Take every line from the listing below that includes "ὅμως" and copy it.

* begin Task data *

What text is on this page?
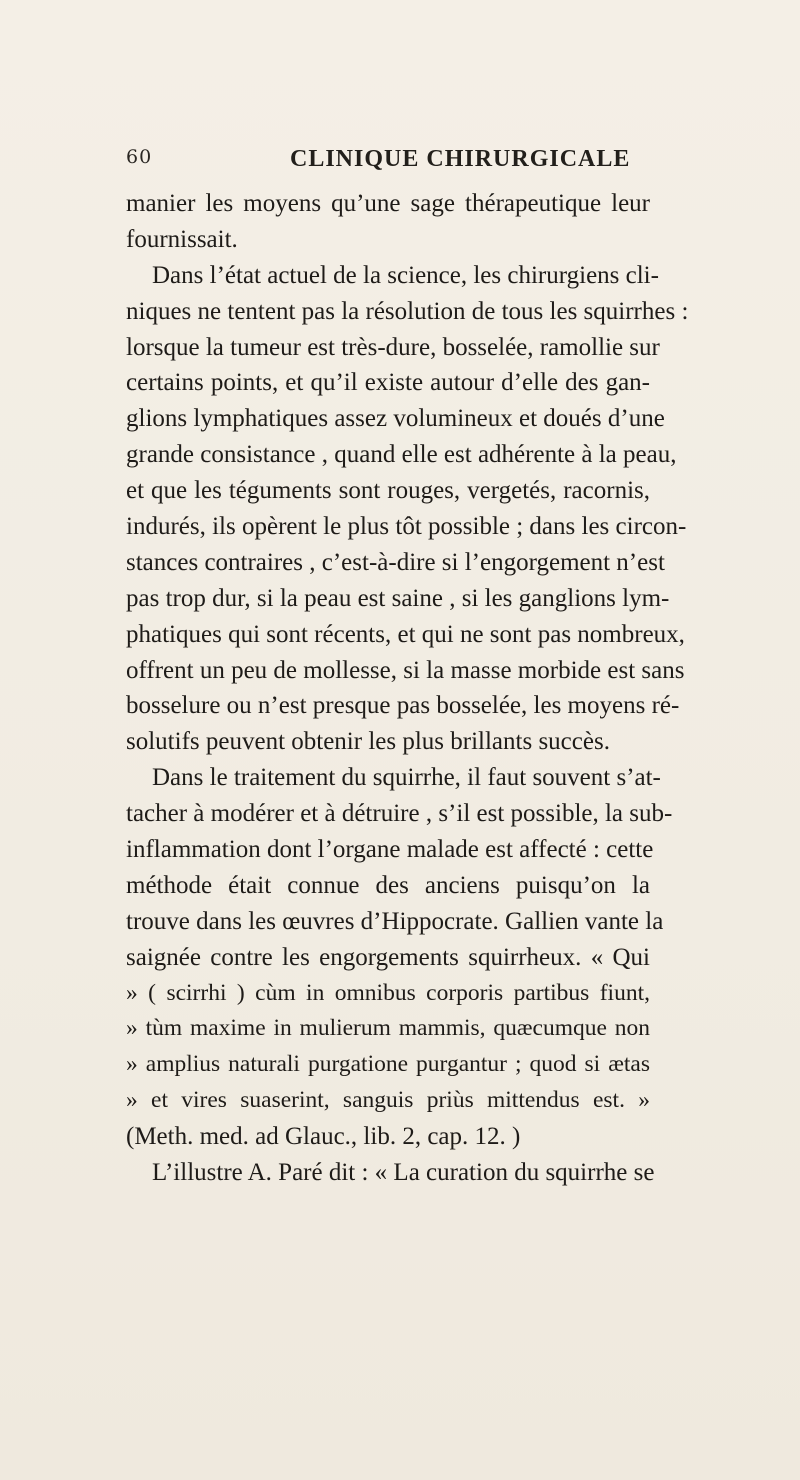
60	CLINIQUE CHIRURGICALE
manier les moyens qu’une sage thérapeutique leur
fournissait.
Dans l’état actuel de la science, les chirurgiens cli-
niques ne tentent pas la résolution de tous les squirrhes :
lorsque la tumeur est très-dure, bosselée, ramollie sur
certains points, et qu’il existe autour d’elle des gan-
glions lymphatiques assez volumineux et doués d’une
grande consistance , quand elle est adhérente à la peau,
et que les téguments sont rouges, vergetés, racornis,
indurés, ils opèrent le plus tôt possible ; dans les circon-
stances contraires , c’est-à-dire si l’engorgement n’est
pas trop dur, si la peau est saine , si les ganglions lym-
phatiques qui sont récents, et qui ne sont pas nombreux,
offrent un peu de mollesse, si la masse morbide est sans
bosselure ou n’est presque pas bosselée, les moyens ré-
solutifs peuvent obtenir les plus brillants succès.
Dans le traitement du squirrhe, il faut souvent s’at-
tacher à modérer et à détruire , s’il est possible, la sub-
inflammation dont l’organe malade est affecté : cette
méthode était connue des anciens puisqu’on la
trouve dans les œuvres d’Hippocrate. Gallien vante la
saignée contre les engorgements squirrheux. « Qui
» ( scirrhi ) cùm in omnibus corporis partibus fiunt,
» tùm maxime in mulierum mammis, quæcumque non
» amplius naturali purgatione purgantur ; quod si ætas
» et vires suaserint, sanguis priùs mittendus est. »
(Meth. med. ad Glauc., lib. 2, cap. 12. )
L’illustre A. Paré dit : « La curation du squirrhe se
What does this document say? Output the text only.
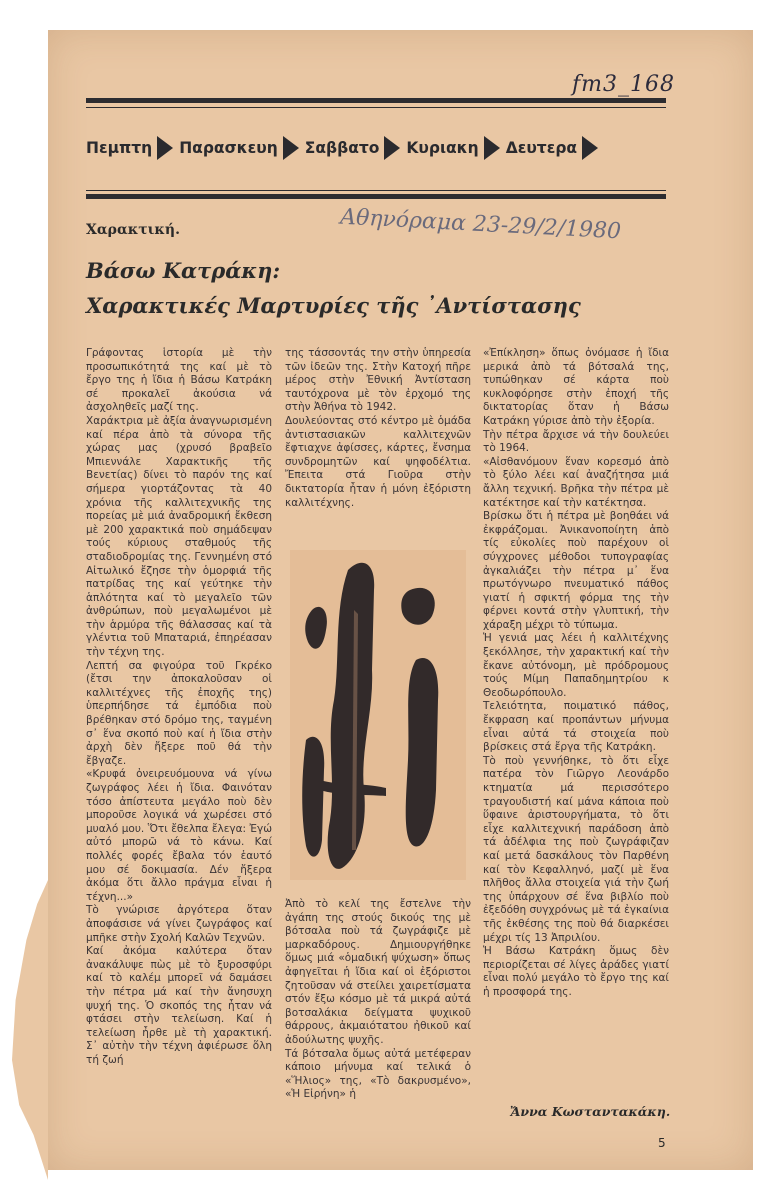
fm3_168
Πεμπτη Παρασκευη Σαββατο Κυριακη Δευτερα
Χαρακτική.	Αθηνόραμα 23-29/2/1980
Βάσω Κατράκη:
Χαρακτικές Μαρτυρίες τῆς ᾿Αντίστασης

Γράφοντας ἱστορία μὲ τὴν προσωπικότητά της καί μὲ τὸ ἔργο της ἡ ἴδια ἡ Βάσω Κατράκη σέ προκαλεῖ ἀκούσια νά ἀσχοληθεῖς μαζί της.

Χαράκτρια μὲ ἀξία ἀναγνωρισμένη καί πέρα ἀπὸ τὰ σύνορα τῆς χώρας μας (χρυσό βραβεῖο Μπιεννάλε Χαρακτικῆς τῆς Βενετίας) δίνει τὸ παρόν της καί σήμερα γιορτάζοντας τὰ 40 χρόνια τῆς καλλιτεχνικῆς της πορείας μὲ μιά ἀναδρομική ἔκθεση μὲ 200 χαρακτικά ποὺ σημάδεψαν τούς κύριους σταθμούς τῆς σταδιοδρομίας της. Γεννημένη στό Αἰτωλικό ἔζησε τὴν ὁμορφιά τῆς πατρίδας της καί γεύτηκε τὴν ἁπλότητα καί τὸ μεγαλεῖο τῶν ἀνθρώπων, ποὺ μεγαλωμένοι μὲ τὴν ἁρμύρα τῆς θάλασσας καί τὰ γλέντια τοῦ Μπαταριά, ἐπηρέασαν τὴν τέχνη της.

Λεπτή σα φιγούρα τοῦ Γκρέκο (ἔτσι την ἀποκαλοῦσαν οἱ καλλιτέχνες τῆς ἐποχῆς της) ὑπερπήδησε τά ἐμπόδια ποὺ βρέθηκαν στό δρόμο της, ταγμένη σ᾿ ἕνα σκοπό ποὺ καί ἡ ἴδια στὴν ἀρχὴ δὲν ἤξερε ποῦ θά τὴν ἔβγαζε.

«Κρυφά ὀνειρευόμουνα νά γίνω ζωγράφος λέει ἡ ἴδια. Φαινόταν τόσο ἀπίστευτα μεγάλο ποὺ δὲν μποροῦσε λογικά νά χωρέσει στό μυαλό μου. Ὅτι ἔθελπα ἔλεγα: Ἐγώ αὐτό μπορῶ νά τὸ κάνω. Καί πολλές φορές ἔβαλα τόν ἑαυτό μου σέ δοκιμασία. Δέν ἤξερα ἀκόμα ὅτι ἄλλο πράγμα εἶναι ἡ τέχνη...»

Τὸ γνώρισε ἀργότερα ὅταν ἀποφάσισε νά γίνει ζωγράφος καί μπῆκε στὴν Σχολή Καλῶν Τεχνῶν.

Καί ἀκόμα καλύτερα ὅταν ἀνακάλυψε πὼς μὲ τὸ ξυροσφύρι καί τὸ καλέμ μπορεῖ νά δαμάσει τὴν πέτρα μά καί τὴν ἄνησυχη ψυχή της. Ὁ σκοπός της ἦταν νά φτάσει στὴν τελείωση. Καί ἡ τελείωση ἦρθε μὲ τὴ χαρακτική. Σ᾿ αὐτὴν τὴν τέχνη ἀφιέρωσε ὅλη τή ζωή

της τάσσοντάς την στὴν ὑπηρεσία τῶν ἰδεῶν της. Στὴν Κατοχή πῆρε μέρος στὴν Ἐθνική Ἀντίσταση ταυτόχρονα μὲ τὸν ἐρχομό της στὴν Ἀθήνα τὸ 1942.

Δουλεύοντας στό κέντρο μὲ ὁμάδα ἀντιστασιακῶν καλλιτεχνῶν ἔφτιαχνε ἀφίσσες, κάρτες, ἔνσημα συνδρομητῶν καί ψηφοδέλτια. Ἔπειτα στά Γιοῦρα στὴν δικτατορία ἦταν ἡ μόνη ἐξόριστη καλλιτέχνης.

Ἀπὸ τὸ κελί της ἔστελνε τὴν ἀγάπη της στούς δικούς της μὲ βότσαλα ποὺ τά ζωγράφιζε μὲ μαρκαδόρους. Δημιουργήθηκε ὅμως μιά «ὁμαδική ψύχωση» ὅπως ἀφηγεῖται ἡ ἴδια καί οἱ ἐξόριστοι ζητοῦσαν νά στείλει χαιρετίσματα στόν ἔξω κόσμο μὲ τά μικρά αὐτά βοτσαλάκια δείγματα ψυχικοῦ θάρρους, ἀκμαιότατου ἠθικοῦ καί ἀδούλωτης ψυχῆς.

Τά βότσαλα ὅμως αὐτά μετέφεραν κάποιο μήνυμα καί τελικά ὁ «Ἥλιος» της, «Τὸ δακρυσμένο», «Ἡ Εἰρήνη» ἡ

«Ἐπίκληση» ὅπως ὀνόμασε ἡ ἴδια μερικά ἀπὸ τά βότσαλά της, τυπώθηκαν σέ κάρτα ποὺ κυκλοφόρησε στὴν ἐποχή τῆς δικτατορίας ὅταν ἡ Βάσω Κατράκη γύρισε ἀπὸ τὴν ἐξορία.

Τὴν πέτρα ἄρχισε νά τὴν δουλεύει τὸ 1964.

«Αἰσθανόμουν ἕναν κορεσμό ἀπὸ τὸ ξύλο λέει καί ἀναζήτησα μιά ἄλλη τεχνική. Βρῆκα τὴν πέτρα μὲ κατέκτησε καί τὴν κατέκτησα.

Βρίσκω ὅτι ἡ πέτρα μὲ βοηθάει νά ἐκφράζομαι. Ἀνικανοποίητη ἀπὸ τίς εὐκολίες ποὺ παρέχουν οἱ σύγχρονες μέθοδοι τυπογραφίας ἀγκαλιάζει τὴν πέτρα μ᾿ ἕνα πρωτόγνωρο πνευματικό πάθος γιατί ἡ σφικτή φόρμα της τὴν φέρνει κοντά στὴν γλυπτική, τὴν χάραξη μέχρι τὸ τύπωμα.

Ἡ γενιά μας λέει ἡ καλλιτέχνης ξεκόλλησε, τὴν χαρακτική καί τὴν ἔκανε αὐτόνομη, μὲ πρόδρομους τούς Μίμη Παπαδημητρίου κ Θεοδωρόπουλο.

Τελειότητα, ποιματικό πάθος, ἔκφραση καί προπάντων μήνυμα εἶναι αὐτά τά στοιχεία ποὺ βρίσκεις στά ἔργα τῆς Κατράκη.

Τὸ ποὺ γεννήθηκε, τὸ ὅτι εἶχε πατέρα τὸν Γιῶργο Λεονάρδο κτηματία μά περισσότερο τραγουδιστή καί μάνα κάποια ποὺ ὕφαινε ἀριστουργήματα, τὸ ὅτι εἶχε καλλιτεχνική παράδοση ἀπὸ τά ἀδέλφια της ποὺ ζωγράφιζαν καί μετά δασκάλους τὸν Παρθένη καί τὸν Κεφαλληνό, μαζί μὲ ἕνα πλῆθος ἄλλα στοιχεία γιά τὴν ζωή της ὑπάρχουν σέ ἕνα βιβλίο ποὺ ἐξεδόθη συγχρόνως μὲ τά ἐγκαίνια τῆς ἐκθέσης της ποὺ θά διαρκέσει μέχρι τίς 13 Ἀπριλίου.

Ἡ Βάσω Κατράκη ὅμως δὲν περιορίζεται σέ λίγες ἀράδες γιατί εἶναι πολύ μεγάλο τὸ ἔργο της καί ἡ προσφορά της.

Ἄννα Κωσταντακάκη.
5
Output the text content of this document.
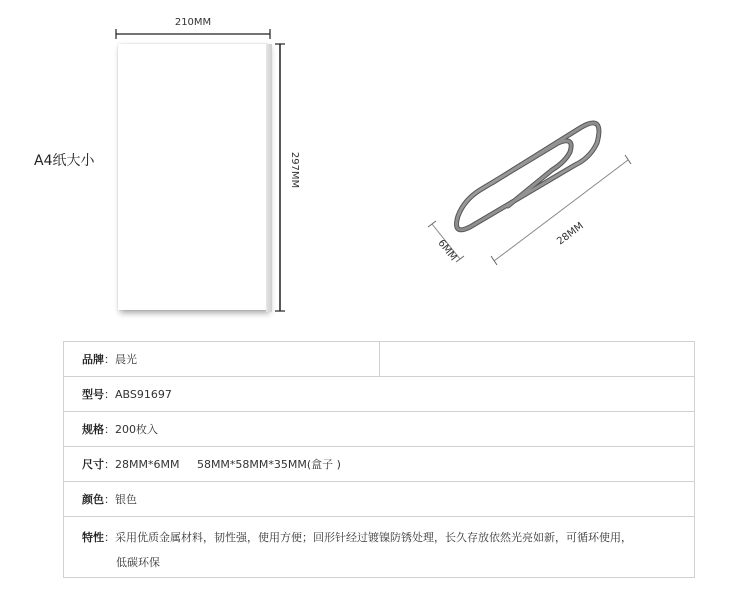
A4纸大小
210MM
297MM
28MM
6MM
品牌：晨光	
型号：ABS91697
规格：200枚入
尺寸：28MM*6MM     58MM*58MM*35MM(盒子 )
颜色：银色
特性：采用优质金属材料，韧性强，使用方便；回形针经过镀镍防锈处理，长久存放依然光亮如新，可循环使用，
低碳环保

* end Task data *

> _Exercise response_
Ἀπὸ τὸ κελί της ἔστελνε τὴν ἀγάπη της στούς δικούς της μὲ βότσαλα ποὺ τά ζωγράφιζε μὲ μαρκαδόρους. Δημιουργήθηκε ὅμως μιά «ὁμαδική ψύχωση» ὅπως ἀφηγεῖται ἡ ἴδια καί οἱ ἐξόριστοι ζητοῦσαν νά στείλει χαιρετίσματα στόν ἔξω κόσμο μὲ τά μικρά αὐτά βοτσαλάκια δείγματα ψυχικοῦ θάρρους, ἀκμαιότατου ἠθικοῦ καί ἀδούλωτης ψυχῆς.
Τά βότσαλα ὅμως αὐτά μετέφεραν κάποιο μήνυμα καί τελικά ὁ «Ἥλιος» της, «Τὸ δακρυσμένο», «Ἡ Εἰρήνη» ἡ
Ἡ Βάσω Κατράκη ὅμως δὲν περιορίζεται σέ λίγες ἀράδες γιατί εἶναι πολύ μεγάλο τὸ ἔργο της καί ἡ προσφορά της.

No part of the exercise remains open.